> **VORLIEGENDER TEXTAUSZUG**:

========

Der Iran verstoße gegen den »Geist« des Deals. Teherans Versprechen, nicht weiter an der Entwicklung von Atomwaffen zu arbeiten, sei eine »Lüge«, so Trump. Der Iran habe auch nach dem internationalen Abkommen weiter an der Entwicklung ballistischer Raketen gearbeitet, die mit nuklearen Sprengköpfen bestückt werden könnten. Beweise legte der US-Präsident nicht vor. Dafür verhängte Washington ab sofort wieder weitreichende Sanktionen gegen Teheran. Die Internationale Atomenergie-Organisation IAEO, die das Abkommen regelmäßig überprüft, konnte keinen Verstoß feststellen.

Was das für die deutsche Wirtschaft bedeute, erklärt Trumps neuer Statthalter in der Bundeshauptstadt nur wenige Minuten später per Twitter. Deutsche Unternehmen sollten ihre Aktivitäten im Iran sofort einstellen, da auch sie von einem Boykott nicht ausgeschlossen seien. »Wie @realDonaldTrump sagt: US-Sanktionen werden kritische Sektoren der iranischen Wirtschaft treffen. Deutsche Firmen, die Geschäfte im Iran machen, sollten sich sofort zurückziehen.«

Eine Äußerung, die selbst einen Transatlantiker wie den ehemaligen deutschen Botschafter Wolfgang Ischinger zu einer direkten Antwort veranlasst: »Ric, mein Ratschlag … Erzähle deinem Gastland niemals, was es zu machen hat, wenn du keinen Ärger willst.«

Doch Richard Grenells Drohung hat Wirkung gezeigt. Zwischen Deutschland und dem Iran gibt es so gut wie keinen Handel mehr. Auch andere europäische Unternehmen haben sich zurückgezogen. Sie wollen ihre Geschäfte auf dem amerikanischen Markt nicht gefährden.

========

> **Daten zur Analyse des Seitenlayouts**:
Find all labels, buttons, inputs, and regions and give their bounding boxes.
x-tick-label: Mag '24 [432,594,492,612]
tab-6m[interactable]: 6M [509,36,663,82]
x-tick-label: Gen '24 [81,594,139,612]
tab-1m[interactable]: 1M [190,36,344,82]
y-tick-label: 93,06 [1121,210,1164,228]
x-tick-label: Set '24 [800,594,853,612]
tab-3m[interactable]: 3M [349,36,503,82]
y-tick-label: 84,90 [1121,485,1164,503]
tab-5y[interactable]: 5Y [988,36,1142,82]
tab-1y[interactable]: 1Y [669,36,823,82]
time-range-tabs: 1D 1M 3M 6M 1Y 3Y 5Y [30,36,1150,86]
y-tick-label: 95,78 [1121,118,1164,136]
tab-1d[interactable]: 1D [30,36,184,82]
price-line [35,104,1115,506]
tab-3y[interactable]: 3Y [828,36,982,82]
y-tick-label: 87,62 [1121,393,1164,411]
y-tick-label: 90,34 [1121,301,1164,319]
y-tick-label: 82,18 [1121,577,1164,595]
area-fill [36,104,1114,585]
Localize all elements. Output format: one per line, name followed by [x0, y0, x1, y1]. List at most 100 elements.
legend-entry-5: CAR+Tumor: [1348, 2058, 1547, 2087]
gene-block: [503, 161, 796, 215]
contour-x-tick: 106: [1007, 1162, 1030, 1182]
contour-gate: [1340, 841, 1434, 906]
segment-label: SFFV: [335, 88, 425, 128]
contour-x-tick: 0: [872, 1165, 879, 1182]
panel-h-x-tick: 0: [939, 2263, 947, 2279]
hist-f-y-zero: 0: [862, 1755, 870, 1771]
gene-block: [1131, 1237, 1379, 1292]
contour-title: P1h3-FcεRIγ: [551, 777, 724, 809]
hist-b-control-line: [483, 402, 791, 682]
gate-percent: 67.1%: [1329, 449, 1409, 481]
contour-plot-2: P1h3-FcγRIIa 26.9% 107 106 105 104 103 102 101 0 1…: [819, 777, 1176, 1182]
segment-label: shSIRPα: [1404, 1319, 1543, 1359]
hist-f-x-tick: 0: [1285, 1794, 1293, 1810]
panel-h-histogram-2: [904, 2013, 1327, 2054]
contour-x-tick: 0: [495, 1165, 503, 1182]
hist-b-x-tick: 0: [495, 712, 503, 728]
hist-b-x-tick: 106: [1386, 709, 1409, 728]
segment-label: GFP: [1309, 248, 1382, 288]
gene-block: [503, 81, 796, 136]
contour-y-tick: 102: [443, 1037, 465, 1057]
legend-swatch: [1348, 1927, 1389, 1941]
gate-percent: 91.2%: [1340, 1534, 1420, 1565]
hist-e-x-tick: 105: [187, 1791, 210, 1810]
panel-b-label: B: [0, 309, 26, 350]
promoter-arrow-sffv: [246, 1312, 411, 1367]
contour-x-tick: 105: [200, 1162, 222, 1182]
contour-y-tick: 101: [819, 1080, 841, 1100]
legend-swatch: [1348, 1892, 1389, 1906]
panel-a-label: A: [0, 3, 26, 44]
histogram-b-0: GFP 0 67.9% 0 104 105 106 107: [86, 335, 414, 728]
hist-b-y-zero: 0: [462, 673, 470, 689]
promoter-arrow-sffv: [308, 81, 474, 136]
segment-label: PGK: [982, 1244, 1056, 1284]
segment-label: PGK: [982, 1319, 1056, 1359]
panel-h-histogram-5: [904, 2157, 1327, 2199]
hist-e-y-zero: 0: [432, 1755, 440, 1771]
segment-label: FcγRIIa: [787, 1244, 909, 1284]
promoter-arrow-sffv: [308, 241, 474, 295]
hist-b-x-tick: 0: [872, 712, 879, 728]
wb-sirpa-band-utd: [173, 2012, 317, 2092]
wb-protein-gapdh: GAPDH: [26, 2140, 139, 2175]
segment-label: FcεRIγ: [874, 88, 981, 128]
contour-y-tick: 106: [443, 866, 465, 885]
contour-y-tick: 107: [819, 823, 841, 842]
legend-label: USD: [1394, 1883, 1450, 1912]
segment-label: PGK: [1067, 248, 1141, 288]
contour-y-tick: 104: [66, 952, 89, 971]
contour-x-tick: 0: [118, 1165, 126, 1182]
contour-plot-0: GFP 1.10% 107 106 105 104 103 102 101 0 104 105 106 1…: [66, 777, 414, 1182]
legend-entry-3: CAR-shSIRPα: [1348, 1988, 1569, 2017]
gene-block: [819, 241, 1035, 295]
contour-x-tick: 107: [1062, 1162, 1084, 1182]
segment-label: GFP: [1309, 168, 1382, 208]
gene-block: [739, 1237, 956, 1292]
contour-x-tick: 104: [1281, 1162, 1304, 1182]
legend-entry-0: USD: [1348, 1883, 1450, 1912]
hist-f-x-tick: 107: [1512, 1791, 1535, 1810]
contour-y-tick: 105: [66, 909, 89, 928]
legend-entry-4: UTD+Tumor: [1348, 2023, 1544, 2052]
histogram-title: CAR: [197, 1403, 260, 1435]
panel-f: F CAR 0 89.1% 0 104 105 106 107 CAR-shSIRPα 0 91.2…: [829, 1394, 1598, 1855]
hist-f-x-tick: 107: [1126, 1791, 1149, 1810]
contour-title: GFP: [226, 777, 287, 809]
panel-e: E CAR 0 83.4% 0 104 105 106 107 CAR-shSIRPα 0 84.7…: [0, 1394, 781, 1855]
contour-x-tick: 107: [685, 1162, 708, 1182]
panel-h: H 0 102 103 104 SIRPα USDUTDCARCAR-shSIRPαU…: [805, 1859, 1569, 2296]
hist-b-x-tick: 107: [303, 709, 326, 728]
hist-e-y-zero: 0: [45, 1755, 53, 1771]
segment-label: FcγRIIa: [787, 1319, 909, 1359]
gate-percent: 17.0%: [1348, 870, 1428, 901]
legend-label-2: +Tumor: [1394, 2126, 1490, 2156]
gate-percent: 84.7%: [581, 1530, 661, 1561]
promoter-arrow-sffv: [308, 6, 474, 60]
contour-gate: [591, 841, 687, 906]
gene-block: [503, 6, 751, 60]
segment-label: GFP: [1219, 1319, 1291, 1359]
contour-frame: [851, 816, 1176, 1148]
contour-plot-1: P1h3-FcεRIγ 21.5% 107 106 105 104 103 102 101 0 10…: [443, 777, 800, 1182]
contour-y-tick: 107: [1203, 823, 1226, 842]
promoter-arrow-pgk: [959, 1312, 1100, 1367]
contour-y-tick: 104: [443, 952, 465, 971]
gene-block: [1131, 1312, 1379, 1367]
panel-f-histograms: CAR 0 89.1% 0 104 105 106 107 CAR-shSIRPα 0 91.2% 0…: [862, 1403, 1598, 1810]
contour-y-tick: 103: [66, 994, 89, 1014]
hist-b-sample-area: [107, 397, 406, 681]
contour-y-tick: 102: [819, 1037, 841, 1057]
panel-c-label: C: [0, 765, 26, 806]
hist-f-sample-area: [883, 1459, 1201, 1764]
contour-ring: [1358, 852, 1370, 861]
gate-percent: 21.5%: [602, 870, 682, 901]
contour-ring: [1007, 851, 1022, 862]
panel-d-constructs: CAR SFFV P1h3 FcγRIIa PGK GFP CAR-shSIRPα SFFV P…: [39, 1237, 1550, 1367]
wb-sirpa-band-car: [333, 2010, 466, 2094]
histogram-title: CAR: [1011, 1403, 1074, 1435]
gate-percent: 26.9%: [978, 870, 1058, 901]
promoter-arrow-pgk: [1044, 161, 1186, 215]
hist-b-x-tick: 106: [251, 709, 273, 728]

========

> **AUFGABE**: Können Sie aus dem Textauszug über die US-Sanktionen gegen den Iran die Stelle von „Eine Äußerung, die“ bis „Markt nicht gefährden.“ wortgetreu abschreiben?

> **IHRE LÖSUNG**:
Eine Äußerung, die selbst einen Transatlantiker wie den ehemaligen deutschen Botschafter Wolfgang Ischinger zu einer direkten Antwort veranlasst: »Ric, mein Ratschlag … Erzähle deinem Gastland niemals, was es zu machen hat, wenn du keinen Ärger willst.«

Doch Richard Grenells Drohung hat Wirkung gezeigt. Zwischen Deutschland und dem Iran gibt es so gut wie keinen Handel mehr. Auch andere europäische Unternehmen haben sich zurückgezogen. Sie wollen ihre Geschäfte auf dem amerikanischen Markt nicht gefährden.